▶ _TO BE DONE_: Pull out every line below that holds the word "days".

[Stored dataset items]
○ ○ ○ ○ ○

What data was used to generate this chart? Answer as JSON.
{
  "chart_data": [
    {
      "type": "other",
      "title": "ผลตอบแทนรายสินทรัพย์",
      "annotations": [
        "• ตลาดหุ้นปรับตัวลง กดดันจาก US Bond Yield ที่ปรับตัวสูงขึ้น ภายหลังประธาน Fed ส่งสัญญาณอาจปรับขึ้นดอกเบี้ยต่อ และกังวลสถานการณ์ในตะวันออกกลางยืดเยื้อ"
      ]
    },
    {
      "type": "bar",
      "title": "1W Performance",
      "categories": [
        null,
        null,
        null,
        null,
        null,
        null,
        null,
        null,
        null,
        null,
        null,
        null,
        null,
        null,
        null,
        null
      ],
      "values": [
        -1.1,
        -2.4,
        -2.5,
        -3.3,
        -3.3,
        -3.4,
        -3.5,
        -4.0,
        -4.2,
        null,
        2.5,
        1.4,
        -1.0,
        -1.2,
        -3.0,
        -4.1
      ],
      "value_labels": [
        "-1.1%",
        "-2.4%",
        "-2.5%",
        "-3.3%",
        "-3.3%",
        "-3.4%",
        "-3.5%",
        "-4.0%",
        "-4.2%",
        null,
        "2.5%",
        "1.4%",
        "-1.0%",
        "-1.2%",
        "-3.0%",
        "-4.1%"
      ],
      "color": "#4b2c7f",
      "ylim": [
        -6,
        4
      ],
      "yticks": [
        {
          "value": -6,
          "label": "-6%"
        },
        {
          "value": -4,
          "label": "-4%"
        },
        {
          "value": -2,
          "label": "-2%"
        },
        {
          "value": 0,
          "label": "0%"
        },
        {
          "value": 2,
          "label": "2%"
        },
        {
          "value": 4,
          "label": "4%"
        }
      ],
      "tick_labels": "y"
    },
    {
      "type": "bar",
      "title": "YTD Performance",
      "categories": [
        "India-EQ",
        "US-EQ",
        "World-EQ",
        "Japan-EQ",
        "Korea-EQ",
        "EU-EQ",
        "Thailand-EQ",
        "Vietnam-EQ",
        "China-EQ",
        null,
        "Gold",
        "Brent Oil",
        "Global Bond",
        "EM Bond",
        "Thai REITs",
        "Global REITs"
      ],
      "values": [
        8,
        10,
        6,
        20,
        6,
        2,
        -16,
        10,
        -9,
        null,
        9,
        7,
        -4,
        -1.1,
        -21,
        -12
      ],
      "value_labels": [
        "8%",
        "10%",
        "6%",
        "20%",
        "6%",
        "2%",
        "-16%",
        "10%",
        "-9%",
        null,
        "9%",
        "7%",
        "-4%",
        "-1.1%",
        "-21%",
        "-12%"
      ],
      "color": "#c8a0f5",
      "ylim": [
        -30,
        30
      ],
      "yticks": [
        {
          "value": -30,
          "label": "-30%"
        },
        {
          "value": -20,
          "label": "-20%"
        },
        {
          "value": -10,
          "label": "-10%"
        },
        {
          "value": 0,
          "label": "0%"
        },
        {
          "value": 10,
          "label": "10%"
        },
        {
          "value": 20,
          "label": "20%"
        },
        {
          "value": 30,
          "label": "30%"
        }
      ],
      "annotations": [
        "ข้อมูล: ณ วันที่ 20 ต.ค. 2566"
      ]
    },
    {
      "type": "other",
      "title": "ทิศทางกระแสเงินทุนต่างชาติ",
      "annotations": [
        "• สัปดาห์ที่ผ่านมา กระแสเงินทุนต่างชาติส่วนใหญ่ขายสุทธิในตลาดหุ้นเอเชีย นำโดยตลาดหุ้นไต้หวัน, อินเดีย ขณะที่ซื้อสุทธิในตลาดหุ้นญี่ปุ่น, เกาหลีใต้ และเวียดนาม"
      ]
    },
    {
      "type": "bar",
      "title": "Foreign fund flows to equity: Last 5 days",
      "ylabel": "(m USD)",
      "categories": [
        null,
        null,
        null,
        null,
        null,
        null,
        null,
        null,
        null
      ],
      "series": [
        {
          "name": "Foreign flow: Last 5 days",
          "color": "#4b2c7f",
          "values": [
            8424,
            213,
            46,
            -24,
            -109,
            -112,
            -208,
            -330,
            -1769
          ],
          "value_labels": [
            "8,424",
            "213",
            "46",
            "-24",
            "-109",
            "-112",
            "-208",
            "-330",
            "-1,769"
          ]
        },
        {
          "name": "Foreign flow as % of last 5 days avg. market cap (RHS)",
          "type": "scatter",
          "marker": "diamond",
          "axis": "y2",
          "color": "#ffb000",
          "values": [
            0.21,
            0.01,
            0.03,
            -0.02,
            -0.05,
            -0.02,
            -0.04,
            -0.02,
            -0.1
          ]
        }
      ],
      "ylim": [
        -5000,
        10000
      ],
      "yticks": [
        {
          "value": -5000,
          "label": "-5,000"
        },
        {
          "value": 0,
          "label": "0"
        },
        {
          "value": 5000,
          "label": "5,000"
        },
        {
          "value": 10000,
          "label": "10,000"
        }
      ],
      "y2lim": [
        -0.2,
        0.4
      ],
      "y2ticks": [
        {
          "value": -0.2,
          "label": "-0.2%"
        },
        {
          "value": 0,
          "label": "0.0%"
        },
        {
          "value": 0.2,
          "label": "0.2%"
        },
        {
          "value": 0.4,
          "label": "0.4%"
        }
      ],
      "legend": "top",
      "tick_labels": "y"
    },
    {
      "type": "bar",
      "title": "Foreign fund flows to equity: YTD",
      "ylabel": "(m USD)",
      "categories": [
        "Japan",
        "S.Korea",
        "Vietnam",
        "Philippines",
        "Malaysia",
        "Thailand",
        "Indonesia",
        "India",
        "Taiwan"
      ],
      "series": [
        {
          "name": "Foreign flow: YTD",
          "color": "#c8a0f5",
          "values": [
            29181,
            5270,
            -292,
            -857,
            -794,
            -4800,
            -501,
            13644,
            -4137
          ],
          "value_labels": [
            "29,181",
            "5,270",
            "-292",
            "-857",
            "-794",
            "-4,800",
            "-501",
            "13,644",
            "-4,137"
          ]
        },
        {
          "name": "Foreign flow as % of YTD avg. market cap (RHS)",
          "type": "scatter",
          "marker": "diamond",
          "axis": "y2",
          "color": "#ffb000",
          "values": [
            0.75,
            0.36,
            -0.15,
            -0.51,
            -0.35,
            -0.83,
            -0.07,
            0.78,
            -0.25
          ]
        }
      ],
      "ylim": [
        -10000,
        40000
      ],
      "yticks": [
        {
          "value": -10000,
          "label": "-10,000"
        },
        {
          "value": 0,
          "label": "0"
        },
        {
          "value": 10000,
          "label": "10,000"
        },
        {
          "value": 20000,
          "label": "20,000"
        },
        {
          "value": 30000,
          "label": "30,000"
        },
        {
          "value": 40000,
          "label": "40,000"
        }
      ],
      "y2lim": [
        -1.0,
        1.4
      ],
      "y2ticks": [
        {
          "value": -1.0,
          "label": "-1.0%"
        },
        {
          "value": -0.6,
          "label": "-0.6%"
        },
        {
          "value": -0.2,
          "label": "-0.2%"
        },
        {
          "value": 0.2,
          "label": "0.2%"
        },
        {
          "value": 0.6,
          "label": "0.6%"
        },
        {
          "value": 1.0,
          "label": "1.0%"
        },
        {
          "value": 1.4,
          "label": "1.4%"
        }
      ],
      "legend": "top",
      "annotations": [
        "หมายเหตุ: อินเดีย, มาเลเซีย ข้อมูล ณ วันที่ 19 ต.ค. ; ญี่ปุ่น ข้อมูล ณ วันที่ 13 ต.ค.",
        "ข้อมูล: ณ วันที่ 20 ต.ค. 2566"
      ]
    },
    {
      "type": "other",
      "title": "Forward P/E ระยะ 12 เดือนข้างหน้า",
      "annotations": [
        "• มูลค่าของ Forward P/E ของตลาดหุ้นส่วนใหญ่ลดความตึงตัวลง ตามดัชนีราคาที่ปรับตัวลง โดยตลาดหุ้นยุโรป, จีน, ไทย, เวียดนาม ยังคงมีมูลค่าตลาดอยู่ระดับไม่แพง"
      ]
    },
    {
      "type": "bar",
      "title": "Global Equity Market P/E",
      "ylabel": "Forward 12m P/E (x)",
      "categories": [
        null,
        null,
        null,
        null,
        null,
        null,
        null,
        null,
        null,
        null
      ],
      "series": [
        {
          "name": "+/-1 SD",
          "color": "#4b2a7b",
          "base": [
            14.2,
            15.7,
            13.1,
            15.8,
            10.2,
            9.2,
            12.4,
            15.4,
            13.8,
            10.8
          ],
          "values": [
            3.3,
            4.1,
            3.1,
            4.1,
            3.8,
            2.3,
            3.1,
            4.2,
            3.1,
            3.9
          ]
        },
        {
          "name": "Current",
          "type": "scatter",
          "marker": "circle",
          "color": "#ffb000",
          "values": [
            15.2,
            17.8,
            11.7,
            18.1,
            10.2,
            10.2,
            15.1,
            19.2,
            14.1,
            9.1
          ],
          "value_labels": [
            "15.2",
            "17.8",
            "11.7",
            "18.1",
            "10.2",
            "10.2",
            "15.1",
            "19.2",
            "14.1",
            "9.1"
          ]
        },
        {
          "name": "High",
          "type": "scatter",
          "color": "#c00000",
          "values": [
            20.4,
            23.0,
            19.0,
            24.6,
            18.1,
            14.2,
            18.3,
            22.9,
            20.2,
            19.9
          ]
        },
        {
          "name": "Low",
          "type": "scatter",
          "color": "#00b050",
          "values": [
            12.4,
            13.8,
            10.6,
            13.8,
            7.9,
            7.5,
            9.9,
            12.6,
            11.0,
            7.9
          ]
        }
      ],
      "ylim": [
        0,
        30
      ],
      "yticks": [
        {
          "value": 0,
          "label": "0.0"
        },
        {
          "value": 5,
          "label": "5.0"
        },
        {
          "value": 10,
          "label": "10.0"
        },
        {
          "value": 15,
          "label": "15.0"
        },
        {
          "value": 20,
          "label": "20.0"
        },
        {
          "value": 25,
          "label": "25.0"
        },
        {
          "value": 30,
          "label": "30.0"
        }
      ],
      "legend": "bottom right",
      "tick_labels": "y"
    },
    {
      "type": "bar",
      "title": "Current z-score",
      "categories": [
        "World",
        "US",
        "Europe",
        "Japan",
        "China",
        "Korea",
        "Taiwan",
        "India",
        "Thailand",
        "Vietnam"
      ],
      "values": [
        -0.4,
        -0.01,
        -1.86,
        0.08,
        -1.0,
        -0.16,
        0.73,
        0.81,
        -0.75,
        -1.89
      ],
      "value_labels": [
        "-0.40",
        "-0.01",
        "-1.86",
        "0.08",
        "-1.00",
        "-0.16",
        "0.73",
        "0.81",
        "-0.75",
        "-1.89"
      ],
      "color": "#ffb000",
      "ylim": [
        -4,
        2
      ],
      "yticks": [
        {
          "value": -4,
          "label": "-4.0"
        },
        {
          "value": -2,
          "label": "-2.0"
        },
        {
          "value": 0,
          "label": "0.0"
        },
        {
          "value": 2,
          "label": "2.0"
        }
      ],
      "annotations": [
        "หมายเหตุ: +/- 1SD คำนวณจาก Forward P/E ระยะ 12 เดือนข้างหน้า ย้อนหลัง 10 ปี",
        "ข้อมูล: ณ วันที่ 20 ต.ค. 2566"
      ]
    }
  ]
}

○ ○ ○ ○ ○

▶ _THE REPLY_:
      "title": "Foreign fund flows to equity: Last 5 days",
          "name": "Foreign flow: Last 5 days",
          "name": "Foreign flow as % of last 5 days avg. market cap (RHS)",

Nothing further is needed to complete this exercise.